WHAT IS NEEDED> Report each line of the data that has "this" somewhere in it.

Collected data:
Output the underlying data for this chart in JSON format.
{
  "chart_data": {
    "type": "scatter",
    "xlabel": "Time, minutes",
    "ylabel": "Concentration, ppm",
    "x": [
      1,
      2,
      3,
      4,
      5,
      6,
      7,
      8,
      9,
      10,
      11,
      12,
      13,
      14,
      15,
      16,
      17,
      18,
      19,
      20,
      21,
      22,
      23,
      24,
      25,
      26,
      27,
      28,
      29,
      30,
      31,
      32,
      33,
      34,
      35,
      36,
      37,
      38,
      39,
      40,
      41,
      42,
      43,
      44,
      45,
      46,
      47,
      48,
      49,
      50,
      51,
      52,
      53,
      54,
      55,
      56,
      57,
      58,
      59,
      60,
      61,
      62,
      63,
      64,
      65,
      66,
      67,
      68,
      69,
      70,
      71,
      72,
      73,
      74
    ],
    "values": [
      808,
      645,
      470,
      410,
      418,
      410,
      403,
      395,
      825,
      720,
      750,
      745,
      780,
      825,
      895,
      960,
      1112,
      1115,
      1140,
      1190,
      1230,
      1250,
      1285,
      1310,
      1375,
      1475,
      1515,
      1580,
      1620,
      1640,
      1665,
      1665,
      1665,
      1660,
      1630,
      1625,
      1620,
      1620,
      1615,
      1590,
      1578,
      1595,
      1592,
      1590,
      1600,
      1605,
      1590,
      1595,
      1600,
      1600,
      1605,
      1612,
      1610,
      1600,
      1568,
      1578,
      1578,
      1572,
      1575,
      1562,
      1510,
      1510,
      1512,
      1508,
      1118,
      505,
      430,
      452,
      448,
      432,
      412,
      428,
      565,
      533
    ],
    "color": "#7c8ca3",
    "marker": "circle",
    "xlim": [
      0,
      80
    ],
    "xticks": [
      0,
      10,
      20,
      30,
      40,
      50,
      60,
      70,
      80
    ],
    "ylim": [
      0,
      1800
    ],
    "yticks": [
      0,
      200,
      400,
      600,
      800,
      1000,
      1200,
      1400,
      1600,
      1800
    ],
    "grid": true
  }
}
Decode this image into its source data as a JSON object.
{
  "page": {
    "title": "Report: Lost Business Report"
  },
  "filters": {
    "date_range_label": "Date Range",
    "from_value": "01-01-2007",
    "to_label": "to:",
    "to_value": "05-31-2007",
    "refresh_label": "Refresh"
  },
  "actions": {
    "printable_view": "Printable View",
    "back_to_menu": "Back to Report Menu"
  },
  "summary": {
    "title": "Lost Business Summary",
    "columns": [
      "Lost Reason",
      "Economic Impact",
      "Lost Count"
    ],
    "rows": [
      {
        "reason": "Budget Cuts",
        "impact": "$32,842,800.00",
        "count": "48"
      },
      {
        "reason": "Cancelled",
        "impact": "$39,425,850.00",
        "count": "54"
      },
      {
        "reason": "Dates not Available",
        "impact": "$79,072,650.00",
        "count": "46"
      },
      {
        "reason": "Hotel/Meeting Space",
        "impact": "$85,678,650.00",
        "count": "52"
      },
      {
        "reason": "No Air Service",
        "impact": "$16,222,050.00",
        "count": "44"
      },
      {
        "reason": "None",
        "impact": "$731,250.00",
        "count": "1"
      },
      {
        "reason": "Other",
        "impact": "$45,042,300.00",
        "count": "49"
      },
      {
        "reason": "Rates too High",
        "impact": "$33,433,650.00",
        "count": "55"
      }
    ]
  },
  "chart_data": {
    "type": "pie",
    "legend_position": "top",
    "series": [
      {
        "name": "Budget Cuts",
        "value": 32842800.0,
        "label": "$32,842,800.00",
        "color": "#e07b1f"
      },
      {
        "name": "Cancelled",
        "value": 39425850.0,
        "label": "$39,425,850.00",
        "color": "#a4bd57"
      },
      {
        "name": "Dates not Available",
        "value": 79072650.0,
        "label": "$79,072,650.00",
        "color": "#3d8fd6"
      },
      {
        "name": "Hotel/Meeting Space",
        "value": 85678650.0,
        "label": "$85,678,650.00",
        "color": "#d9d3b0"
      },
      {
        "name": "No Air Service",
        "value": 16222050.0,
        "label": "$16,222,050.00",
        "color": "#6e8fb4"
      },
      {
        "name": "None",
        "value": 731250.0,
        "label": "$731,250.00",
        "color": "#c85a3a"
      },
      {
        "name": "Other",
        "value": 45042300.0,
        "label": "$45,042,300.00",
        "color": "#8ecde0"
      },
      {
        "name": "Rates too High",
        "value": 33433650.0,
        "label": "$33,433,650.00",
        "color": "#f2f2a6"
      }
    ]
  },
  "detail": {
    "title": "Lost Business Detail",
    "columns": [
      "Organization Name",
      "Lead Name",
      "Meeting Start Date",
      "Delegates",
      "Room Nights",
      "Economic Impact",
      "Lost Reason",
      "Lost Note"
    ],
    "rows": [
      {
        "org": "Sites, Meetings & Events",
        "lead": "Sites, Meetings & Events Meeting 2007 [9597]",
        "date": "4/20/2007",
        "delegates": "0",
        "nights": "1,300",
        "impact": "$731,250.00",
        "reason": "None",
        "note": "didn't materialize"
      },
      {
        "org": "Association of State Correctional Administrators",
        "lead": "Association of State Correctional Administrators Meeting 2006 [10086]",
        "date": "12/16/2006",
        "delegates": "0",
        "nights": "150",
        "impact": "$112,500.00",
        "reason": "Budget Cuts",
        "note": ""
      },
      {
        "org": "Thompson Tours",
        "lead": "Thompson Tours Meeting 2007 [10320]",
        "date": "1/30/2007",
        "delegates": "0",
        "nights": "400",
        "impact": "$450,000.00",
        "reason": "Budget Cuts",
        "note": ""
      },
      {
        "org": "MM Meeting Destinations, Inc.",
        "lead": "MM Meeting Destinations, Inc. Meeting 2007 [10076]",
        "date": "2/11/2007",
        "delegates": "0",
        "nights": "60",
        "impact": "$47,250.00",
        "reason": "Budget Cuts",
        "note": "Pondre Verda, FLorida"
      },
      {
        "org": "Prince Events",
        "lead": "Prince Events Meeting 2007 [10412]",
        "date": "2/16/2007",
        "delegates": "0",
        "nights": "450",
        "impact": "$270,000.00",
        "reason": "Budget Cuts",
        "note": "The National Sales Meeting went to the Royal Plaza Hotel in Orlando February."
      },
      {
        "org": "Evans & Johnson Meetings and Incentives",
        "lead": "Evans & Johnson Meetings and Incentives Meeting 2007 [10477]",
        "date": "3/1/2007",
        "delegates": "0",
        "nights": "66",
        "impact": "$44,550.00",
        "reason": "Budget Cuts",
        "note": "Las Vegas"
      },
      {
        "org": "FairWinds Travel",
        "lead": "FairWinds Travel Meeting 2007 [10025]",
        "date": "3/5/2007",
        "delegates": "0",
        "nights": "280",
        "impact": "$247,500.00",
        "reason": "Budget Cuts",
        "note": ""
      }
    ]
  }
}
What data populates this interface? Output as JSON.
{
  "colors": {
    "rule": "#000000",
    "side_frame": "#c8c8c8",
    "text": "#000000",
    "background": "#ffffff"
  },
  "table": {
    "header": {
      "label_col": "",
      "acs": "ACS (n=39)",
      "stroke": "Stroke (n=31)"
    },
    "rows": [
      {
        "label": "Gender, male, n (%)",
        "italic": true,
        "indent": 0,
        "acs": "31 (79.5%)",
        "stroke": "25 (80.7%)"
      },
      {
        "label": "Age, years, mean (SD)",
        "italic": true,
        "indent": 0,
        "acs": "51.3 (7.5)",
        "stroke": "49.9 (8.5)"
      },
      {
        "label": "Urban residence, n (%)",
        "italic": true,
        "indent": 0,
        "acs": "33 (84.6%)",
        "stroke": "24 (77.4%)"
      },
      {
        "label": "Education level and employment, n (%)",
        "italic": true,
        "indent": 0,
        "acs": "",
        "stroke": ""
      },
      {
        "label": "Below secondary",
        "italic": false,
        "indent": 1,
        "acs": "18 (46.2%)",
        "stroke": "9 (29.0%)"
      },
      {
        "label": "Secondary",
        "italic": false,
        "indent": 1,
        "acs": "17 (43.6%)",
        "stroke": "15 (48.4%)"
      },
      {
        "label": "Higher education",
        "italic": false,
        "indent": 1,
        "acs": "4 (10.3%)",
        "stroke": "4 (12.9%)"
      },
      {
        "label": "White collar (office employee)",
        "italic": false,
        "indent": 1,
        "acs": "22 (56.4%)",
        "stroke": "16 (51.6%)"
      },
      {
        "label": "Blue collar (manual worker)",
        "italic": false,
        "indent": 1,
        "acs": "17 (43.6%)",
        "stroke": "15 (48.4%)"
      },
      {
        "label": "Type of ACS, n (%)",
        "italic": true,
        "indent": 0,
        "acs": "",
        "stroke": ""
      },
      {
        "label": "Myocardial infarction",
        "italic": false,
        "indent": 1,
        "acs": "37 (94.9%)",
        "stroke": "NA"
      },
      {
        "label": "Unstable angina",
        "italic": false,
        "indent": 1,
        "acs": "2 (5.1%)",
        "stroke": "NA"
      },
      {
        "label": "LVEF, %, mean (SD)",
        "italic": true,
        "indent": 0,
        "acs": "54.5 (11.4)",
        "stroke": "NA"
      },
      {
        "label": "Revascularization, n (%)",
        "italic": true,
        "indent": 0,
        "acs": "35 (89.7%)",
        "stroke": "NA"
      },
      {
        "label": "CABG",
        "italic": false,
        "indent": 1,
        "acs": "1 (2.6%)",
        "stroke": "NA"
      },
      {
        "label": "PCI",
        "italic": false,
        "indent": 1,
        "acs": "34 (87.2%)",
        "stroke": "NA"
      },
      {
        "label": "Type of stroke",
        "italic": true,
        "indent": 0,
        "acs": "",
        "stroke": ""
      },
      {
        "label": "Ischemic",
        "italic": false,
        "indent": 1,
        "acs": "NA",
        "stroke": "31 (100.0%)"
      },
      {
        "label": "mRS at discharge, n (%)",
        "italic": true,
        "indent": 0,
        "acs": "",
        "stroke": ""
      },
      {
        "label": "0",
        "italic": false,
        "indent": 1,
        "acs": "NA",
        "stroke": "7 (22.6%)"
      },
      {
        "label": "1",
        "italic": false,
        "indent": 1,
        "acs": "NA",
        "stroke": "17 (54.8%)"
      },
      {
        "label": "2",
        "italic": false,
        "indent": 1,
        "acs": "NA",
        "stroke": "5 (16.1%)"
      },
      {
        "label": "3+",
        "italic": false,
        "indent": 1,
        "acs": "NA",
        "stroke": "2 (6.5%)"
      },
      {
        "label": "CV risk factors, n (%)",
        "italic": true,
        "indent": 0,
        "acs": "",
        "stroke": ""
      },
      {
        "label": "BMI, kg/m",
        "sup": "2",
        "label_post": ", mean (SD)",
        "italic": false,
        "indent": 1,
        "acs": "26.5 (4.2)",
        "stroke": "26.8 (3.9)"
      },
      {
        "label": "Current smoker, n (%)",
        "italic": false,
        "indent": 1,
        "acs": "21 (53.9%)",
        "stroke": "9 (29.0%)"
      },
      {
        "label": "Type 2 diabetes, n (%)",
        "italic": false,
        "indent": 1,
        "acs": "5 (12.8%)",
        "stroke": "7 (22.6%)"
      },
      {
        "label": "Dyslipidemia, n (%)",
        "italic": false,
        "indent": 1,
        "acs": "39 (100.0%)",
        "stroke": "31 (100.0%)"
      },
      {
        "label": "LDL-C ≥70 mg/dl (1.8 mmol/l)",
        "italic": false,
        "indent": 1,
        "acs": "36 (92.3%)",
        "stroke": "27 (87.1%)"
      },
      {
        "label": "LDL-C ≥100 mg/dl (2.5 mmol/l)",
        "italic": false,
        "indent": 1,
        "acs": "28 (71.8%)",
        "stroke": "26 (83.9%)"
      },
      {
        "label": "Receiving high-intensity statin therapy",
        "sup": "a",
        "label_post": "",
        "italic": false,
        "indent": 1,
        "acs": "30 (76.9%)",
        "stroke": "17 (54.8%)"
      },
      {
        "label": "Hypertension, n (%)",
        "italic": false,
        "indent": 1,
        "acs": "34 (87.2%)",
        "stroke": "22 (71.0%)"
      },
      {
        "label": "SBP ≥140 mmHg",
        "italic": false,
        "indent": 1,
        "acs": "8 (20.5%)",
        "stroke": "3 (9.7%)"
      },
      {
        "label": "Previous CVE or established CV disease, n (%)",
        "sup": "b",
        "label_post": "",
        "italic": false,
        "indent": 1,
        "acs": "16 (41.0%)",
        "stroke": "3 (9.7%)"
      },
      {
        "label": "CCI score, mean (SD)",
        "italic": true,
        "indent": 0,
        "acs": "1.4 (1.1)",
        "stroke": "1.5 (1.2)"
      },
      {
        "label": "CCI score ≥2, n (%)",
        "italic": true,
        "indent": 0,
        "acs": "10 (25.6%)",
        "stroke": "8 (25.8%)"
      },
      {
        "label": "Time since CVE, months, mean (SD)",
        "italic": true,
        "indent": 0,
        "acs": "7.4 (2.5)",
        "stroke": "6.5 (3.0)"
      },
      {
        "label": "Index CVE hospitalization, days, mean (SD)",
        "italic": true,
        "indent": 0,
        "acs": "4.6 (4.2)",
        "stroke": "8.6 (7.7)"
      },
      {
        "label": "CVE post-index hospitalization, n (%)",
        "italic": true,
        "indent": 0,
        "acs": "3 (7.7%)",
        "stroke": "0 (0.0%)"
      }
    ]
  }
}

PROBLEM SOLUTION>
Output the underlying data for this chart in JSON format.
Decode this image into its source data as a JSON object.
What data populates this interface? Output as JSON.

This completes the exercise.